### Stored entries
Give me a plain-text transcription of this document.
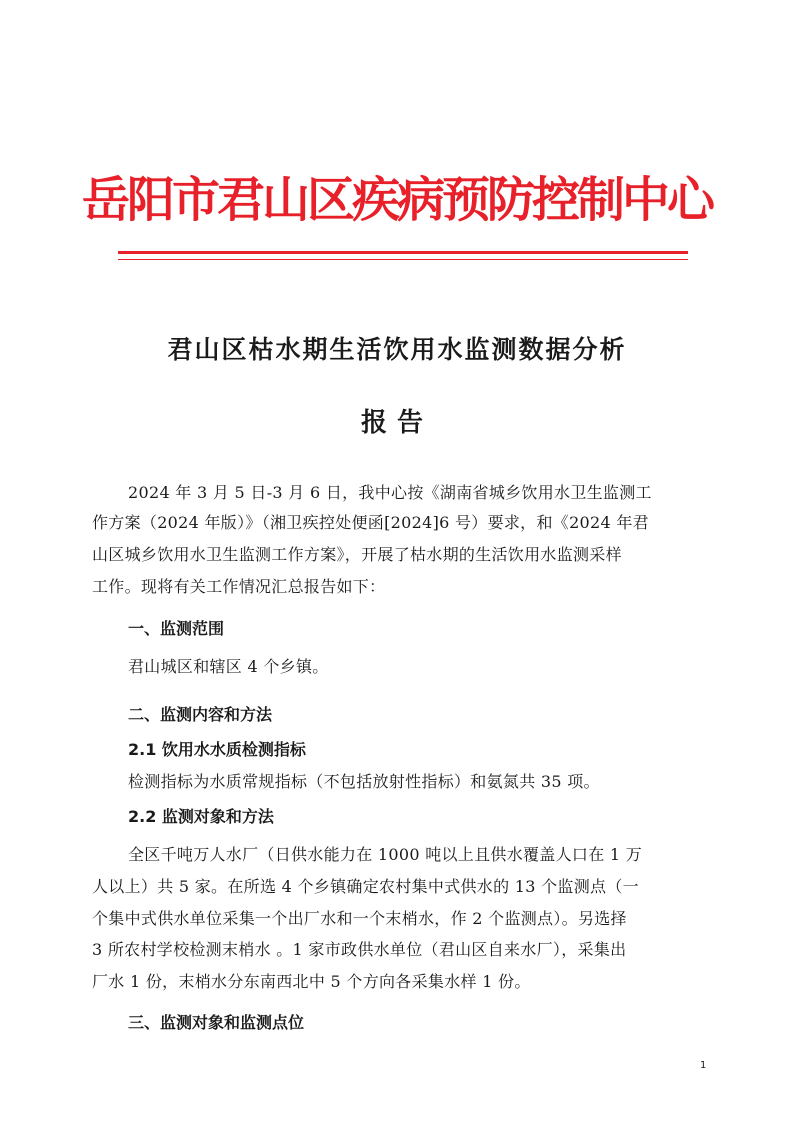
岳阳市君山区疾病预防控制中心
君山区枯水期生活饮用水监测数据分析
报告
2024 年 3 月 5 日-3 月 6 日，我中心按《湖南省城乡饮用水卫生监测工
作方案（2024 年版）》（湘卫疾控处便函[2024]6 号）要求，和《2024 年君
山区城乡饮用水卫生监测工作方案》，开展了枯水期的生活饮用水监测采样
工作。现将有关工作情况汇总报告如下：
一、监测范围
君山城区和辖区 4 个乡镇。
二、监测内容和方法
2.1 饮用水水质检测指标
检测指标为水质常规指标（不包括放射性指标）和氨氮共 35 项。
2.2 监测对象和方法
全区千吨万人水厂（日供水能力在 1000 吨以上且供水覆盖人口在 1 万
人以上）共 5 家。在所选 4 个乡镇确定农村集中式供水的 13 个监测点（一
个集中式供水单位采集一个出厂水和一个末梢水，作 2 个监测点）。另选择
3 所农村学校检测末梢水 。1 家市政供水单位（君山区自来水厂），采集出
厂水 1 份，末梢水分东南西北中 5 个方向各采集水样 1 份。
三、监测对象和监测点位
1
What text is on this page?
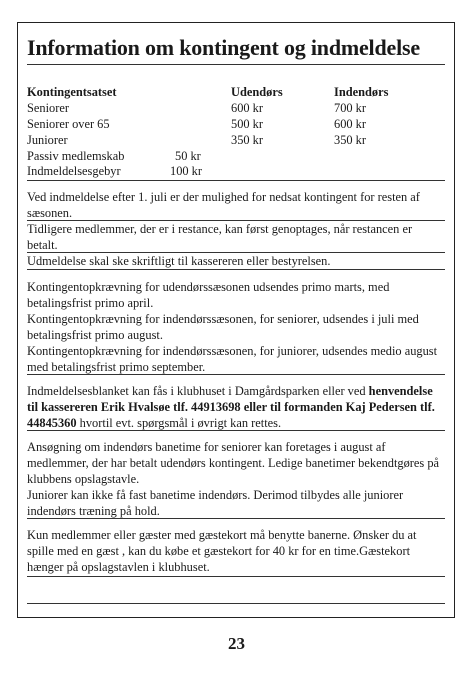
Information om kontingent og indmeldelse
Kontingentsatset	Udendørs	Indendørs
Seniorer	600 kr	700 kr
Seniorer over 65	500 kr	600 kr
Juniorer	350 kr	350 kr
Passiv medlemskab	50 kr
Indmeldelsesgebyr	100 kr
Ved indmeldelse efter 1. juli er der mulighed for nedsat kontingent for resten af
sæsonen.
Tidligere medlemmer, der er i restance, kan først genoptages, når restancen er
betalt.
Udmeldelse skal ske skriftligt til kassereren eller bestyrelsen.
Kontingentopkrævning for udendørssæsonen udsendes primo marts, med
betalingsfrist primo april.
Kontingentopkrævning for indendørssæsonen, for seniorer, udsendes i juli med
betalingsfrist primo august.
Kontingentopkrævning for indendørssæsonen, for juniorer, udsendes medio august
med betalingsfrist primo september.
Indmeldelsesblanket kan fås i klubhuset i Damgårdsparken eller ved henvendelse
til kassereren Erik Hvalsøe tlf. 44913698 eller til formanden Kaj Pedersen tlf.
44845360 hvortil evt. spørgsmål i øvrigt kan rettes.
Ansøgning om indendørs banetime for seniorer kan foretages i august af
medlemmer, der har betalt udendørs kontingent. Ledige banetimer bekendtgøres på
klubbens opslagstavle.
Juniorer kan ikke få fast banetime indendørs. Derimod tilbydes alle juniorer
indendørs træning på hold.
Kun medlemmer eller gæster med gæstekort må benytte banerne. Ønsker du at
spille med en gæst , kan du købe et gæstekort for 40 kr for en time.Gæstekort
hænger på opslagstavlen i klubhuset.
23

### Exercise requirements
Find how many of the lines above have the word "august" in them. State only that number.

### Answer for the task
3